Written exercise => Type out the data exactly as given. Skip any image.

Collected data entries
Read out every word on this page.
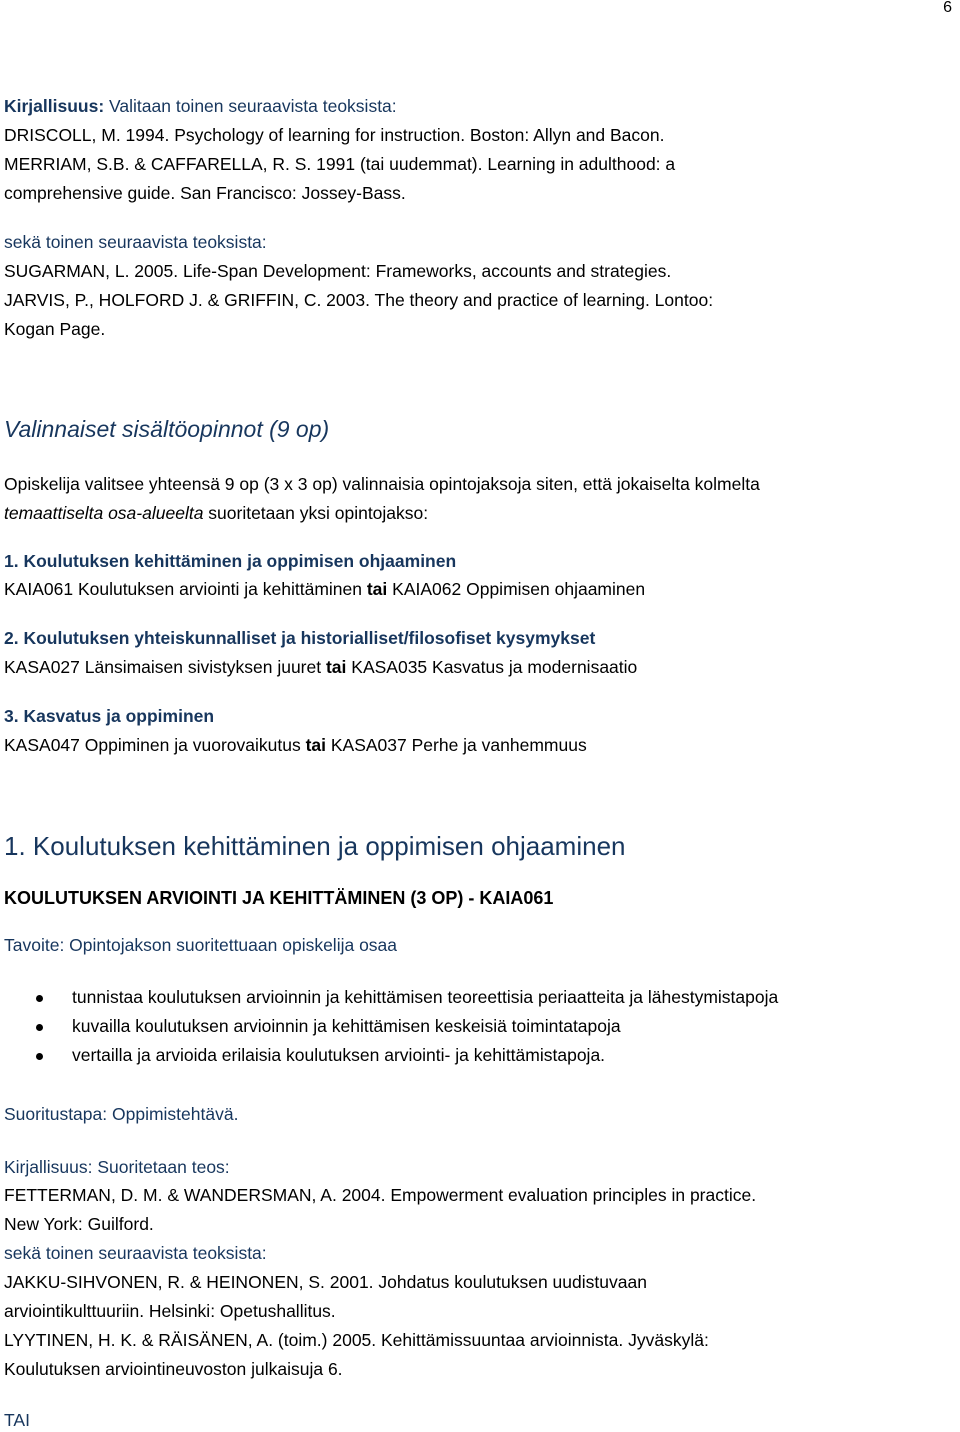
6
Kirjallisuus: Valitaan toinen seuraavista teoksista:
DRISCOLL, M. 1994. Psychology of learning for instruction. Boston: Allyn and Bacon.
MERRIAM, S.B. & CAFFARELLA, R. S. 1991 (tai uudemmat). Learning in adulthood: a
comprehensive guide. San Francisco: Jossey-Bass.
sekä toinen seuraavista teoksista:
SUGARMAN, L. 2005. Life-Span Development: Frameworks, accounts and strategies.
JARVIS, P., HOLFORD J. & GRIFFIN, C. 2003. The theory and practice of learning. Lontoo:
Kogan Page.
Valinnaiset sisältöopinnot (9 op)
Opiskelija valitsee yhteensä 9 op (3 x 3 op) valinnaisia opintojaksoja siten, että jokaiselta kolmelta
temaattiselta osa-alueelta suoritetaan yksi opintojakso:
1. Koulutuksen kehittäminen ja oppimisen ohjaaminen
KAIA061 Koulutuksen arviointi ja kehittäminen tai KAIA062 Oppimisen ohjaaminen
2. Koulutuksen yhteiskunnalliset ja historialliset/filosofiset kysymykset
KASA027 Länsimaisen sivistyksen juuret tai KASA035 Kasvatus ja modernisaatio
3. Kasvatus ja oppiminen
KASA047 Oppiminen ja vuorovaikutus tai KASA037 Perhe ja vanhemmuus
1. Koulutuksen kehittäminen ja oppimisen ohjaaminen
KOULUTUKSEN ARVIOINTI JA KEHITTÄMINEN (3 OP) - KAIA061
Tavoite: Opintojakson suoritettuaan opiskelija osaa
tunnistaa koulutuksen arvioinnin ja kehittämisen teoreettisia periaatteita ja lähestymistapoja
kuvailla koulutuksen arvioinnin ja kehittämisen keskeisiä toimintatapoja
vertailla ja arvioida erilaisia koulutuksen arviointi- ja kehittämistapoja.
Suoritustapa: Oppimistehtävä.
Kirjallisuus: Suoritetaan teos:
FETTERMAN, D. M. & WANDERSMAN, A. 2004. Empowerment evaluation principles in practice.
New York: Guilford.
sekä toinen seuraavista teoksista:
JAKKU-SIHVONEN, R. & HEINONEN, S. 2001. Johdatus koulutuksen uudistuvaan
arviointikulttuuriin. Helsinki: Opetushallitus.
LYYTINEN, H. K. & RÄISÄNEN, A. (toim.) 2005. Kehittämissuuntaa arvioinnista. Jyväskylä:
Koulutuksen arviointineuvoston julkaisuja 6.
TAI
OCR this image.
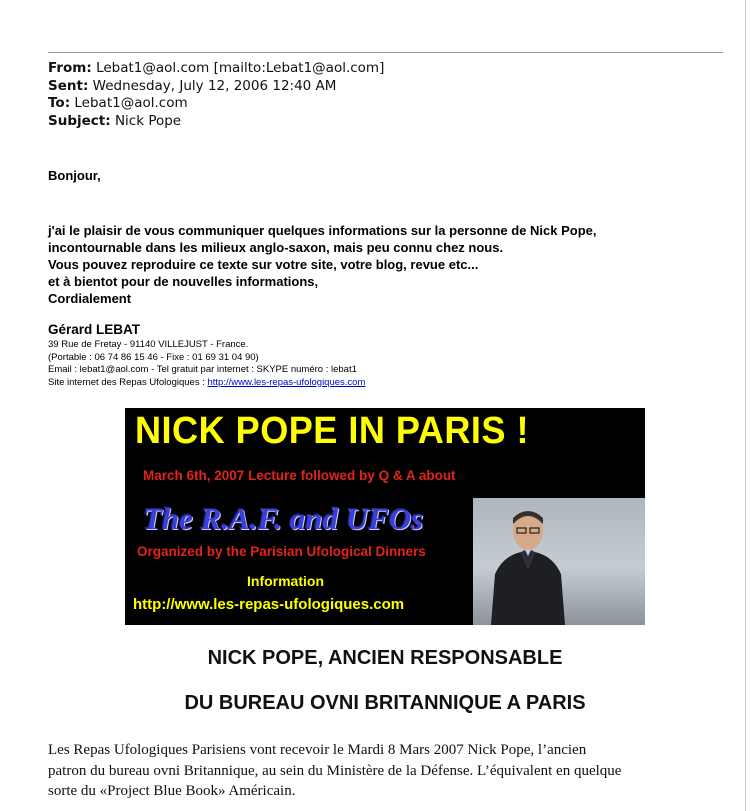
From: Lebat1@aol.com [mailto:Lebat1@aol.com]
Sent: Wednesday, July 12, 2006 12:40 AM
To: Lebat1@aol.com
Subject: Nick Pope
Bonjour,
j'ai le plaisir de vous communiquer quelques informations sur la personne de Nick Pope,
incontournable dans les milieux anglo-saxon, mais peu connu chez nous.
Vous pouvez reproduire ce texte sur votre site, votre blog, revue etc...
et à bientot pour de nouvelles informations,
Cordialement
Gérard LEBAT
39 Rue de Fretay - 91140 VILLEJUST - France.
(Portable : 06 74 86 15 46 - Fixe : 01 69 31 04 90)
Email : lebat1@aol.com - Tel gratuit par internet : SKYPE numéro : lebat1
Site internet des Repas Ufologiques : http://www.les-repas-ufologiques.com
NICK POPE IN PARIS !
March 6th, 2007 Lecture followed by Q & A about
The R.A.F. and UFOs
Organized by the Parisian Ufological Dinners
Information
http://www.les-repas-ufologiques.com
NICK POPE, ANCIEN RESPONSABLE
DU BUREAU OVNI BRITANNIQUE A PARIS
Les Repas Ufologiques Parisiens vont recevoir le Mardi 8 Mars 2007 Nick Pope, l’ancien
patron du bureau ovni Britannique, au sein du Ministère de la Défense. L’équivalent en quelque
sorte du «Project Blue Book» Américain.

Output below =>
Read out every word on this page.
6
Kirjallisuus: Valitaan toinen seuraavista teoksista:
DRISCOLL, M. 1994. Psychology of learning for instruction. Boston: Allyn and Bacon.
MERRIAM, S.B. & CAFFARELLA, R. S. 1991 (tai uudemmat). Learning in adulthood: a
comprehensive guide. San Francisco: Jossey-Bass.
sekä toinen seuraavista teoksista:
SUGARMAN, L. 2005. Life-Span Development: Frameworks, accounts and strategies.
JARVIS, P., HOLFORD J. & GRIFFIN, C. 2003. The theory and practice of learning. Lontoo:
Kogan Page.
Valinnaiset sisältöopinnot (9 op)
Opiskelija valitsee yhteensä 9 op (3 x 3 op) valinnaisia opintojaksoja siten, että jokaiselta kolmelta
temaattiselta osa-alueelta suoritetaan yksi opintojakso:
1. Koulutuksen kehittäminen ja oppimisen ohjaaminen
KAIA061 Koulutuksen arviointi ja kehittäminen tai KAIA062 Oppimisen ohjaaminen
2. Koulutuksen yhteiskunnalliset ja historialliset/filosofiset kysymykset
KASA027 Länsimaisen sivistyksen juuret tai KASA035 Kasvatus ja modernisaatio
3. Kasvatus ja oppiminen
KASA047 Oppiminen ja vuorovaikutus tai KASA037 Perhe ja vanhemmuus
1. Koulutuksen kehittäminen ja oppimisen ohjaaminen
KOULUTUKSEN ARVIOINTI JA KEHITTÄMINEN (3 OP) - KAIA061
Tavoite: Opintojakson suoritettuaan opiskelija osaa
tunnistaa koulutuksen arvioinnin ja kehittämisen teoreettisia periaatteita ja lähestymistapoja
kuvailla koulutuksen arvioinnin ja kehittämisen keskeisiä toimintatapoja
vertailla ja arvioida erilaisia koulutuksen arviointi- ja kehittämistapoja.
Suoritustapa: Oppimistehtävä.
Kirjallisuus: Suoritetaan teos:
FETTERMAN, D. M. & WANDERSMAN, A. 2004. Empowerment evaluation principles in practice.
New York: Guilford.
sekä toinen seuraavista teoksista:
JAKKU-SIHVONEN, R. & HEINONEN, S. 2001. Johdatus koulutuksen uudistuvaan
arviointikulttuuriin. Helsinki: Opetushallitus.
LYYTINEN, H. K. & RÄISÄNEN, A. (toim.) 2005. Kehittämissuuntaa arvioinnista. Jyväskylä:
Koulutuksen arviointineuvoston julkaisuja 6.
TAI
OCR this image.
From: Lebat1@aol.com [mailto:Lebat1@aol.com]
Sent: Wednesday, July 12, 2006 12:40 AM
To: Lebat1@aol.com
Subject: Nick Pope
Bonjour,
j'ai le plaisir de vous communiquer quelques informations sur la personne de Nick Pope,
incontournable dans les milieux anglo-saxon, mais peu connu chez nous.
Vous pouvez reproduire ce texte sur votre site, votre blog, revue etc...
et à bientot pour de nouvelles informations,
Cordialement
Gérard LEBAT
39 Rue de Fretay - 91140 VILLEJUST - France.
(Portable : 06 74 86 15 46 - Fixe : 01 69 31 04 90)
Email : lebat1@aol.com - Tel gratuit par internet : SKYPE numéro : lebat1
Site internet des Repas Ufologiques : http://www.les-repas-ufologiques.com
NICK POPE IN PARIS !
March 6th, 2007 Lecture followed by Q & A about
The R.A.F. and UFOs
Organized by the Parisian Ufological Dinners
Information
http://www.les-repas-ufologiques.com
NICK POPE, ANCIEN RESPONSABLE
DU BUREAU OVNI BRITANNIQUE A PARIS
Les Repas Ufologiques Parisiens vont recevoir le Mardi 8 Mars 2007 Nick Pope, l’ancien
patron du bureau ovni Britannique, au sein du Ministère de la Défense. L’équivalent en quelque
sorte du «Project Blue Book» Américain.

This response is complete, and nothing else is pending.